▶ [Short exercise] Reproduce all of the data exactly, with no line skipped.

▶ [Exercise materials]
┄┄┄┄┄┄┄┄┄┄┄┄┄┄┄┄┄┄┄┄
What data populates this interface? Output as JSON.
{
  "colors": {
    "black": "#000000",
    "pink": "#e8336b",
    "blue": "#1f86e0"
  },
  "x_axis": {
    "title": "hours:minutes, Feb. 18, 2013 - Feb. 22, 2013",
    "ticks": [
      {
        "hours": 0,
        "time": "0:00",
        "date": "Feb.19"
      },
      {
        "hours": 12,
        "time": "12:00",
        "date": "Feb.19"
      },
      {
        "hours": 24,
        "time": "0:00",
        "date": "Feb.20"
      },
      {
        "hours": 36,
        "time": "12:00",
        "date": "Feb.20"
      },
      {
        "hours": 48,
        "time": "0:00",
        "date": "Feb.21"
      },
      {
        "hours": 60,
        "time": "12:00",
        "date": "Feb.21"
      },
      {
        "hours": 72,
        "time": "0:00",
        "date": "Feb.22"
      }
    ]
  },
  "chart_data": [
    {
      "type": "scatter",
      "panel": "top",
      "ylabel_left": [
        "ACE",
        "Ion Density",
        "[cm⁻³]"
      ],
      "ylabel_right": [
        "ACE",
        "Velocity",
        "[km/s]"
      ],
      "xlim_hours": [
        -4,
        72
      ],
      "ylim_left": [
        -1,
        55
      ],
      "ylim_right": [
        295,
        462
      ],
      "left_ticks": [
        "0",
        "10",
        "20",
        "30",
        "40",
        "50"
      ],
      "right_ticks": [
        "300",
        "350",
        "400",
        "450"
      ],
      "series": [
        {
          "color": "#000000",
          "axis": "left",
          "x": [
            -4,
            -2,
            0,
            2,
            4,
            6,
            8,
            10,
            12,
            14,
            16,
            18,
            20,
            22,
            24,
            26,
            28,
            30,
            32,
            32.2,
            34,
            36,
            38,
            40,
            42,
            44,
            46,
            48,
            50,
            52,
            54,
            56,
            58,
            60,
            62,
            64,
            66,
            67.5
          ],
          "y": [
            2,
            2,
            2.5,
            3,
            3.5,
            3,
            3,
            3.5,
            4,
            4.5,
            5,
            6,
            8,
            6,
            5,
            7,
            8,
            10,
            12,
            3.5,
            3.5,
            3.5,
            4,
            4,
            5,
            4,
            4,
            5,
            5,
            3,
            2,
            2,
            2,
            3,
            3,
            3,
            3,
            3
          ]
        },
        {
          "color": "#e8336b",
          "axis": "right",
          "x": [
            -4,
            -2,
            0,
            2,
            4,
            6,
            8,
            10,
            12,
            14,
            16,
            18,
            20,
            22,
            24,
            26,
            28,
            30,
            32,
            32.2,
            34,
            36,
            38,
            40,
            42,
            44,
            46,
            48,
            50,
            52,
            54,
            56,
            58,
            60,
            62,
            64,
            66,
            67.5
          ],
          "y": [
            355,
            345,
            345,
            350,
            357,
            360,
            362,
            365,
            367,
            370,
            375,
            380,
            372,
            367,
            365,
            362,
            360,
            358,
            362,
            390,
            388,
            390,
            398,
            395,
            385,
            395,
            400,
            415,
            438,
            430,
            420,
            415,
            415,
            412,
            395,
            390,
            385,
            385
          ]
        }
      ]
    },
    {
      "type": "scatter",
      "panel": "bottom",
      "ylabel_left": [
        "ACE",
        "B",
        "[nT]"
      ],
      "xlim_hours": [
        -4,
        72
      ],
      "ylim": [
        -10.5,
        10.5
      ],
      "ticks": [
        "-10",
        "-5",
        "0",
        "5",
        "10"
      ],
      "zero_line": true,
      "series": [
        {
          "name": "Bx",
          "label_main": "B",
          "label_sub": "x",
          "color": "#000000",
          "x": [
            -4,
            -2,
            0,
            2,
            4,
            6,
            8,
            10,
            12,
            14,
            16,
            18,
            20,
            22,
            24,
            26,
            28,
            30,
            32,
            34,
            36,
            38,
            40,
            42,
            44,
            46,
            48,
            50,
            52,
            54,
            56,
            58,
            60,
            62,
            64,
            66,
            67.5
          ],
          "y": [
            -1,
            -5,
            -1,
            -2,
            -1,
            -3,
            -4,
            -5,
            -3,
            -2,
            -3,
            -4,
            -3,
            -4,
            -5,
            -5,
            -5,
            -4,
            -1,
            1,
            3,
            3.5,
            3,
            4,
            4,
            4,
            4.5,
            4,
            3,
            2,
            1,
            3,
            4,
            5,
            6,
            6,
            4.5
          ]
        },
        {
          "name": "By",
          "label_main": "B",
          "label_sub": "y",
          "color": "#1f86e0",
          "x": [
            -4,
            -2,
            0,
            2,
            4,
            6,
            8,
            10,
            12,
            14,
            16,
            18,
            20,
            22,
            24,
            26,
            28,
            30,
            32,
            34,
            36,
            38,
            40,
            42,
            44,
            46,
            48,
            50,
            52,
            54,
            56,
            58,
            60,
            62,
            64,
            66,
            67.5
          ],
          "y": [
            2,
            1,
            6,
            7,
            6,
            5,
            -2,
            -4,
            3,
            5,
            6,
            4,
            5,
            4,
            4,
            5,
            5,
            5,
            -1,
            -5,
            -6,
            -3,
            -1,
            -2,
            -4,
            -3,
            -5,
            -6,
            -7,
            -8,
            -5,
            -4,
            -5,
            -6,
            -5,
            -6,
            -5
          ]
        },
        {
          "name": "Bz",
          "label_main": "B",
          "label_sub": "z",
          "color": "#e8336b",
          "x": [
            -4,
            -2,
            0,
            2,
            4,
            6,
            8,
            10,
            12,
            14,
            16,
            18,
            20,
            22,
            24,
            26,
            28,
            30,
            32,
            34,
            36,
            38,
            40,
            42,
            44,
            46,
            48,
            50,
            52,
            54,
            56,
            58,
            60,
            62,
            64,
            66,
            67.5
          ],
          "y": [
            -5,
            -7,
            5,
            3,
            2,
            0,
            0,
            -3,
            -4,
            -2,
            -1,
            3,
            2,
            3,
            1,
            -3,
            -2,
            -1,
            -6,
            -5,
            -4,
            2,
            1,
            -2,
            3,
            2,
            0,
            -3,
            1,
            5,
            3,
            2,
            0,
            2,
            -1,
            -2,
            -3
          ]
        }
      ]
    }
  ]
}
┄┄┄┄┄┄┄┄┄┄┄┄┄┄┄┄┄┄┄┄
▶ [Response]
What data populates this interface? Output as JSON.
{
  "colors": {
    "black": "#000000",
    "pink": "#e8336b",
    "blue": "#1f86e0"
  },
  "x_axis": {
    "title": "hours:minutes, Feb. 18, 2013 - Feb. 22, 2013",
    "ticks": [
      {
        "hours": 0,
        "time": "0:00",
        "date": "Feb.19"
      },
      {
        "hours": 12,
        "time": "12:00",
        "date": "Feb.19"
      },
      {
        "hours": 24,
        "time": "0:00",
        "date": "Feb.20"
      },
      {
        "hours": 36,
        "time": "12:00",
        "date": "Feb.20"
      },
      {
        "hours": 48,
        "time": "0:00",
        "date": "Feb.21"
      },
      {
        "hours": 60,
        "time": "12:00",
        "date": "Feb.21"
      },
      {
        "hours": 72,
        "time": "0:00",
        "date": "Feb.22"
      }
    ]
  },
  "chart_data": [
    {
      "type": "scatter",
      "panel": "top",
      "ylabel_left": [
        "ACE",
        "Ion Density",
        "[cm⁻³]"
      ],
      "ylabel_right": [
        "ACE",
        "Velocity",
        "[km/s]"
      ],
      "xlim_hours": [
        -4,
        72
      ],
      "ylim_left": [
        -1,
        55
      ],
      "ylim_right": [
        295,
        462
      ],
      "left_ticks": [
        "0",
        "10",
        "20",
        "30",
        "40",
        "50"
      ],
      "right_ticks": [
        "300",
        "350",
        "400",
        "450"
      ],
      "series": [
        {
          "color": "#000000",
          "axis": "left",
          "x": [
            -4,
            -2,
            0,
            2,
            4,
            6,
            8,
            10,
            12,
            14,
            16,
            18,
            20,
            22,
            24,
            26,
            28,
            30,
            32,
            32.2,
            34,
            36,
            38,
            40,
            42,
            44,
            46,
            48,
            50,
            52,
            54,
            56,
            58,
            60,
            62,
            64,
            66,
            67.5
          ],
          "y": [
            2,
            2,
            2.5,
            3,
            3.5,
            3,
            3,
            3.5,
            4,
            4.5,
            5,
            6,
            8,
            6,
            5,
            7,
            8,
            10,
            12,
            3.5,
            3.5,
            3.5,
            4,
            4,
            5,
            4,
            4,
            5,
            5,
            3,
            2,
            2,
            2,
            3,
            3,
            3,
            3,
            3
          ]
        },
        {
          "color": "#e8336b",
          "axis": "right",
          "x": [
            -4,
            -2,
            0,
            2,
            4,
            6,
            8,
            10,
            12,
            14,
            16,
            18,
            20,
            22,
            24,
            26,
            28,
            30,
            32,
            32.2,
            34,
            36,
            38,
            40,
            42,
            44,
            46,
            48,
            50,
            52,
            54,
            56,
            58,
            60,
            62,
            64,
            66,
            67.5
          ],
          "y": [
            355,
            345,
            345,
            350,
            357,
            360,
            362,
            365,
            367,
            370,
            375,
            380,
            372,
            367,
            365,
            362,
            360,
            358,
            362,
            390,
            388,
            390,
            398,
            395,
            385,
            395,
            400,
            415,
            438,
            430,
            420,
            415,
            415,
            412,
            395,
            390,
            385,
            385
          ]
        }
      ]
    },
    {
      "type": "scatter",
      "panel": "bottom",
      "ylabel_left": [
        "ACE",
        "B",
        "[nT]"
      ],
      "xlim_hours": [
        -4,
        72
      ],
      "ylim": [
        -10.5,
        10.5
      ],
      "ticks": [
        "-10",
        "-5",
        "0",
        "5",
        "10"
      ],
      "zero_line": true,
      "series": [
        {
          "name": "Bx",
          "label_main": "B",
          "label_sub": "x",
          "color": "#000000",
          "x": [
            -4,
            -2,
            0,
            2,
            4,
            6,
            8,
            10,
            12,
            14,
            16,
            18,
            20,
            22,
            24,
            26,
            28,
            30,
            32,
            34,
            36,
            38,
            40,
            42,
            44,
            46,
            48,
            50,
            52,
            54,
            56,
            58,
            60,
            62,
            64,
            66,
            67.5
          ],
          "y": [
            -1,
            -5,
            -1,
            -2,
            -1,
            -3,
            -4,
            -5,
            -3,
            -2,
            -3,
            -4,
            -3,
            -4,
            -5,
            -5,
            -5,
            -4,
            -1,
            1,
            3,
            3.5,
            3,
            4,
            4,
            4,
            4.5,
            4,
            3,
            2,
            1,
            3,
            4,
            5,
            6,
            6,
            4.5
          ]
        },
        {
          "name": "By",
          "label_main": "B",
          "label_sub": "y",
          "color": "#1f86e0",
          "x": [
            -4,
            -2,
            0,
            2,
            4,
            6,
            8,
            10,
            12,
            14,
            16,
            18,
            20,
            22,
            24,
            26,
            28,
            30,
            32,
            34,
            36,
            38,
            40,
            42,
            44,
            46,
            48,
            50,
            52,
            54,
            56,
            58,
            60,
            62,
            64,
            66,
            67.5
          ],
          "y": [
            2,
            1,
            6,
            7,
            6,
            5,
            -2,
            -4,
            3,
            5,
            6,
            4,
            5,
            4,
            4,
            5,
            5,
            5,
            -1,
            -5,
            -6,
            -3,
            -1,
            -2,
            -4,
            -3,
            -5,
            -6,
            -7,
            -8,
            -5,
            -4,
            -5,
            -6,
            -5,
            -6,
            -5
          ]
        },
        {
          "name": "Bz",
          "label_main": "B",
          "label_sub": "z",
          "color": "#e8336b",
          "x": [
            -4,
            -2,
            0,
            2,
            4,
            6,
            8,
            10,
            12,
            14,
            16,
            18,
            20,
            22,
            24,
            26,
            28,
            30,
            32,
            34,
            36,
            38,
            40,
            42,
            44,
            46,
            48,
            50,
            52,
            54,
            56,
            58,
            60,
            62,
            64,
            66,
            67.5
          ],
          "y": [
            -5,
            -7,
            5,
            3,
            2,
            0,
            0,
            -3,
            -4,
            -2,
            -1,
            3,
            2,
            3,
            1,
            -3,
            -2,
            -1,
            -6,
            -5,
            -4,
            2,
            1,
            -2,
            3,
            2,
            0,
            -3,
            1,
            5,
            3,
            2,
            0,
            2,
            -1,
            -2,
            -3
          ]
        }
      ]
    }
  ]
}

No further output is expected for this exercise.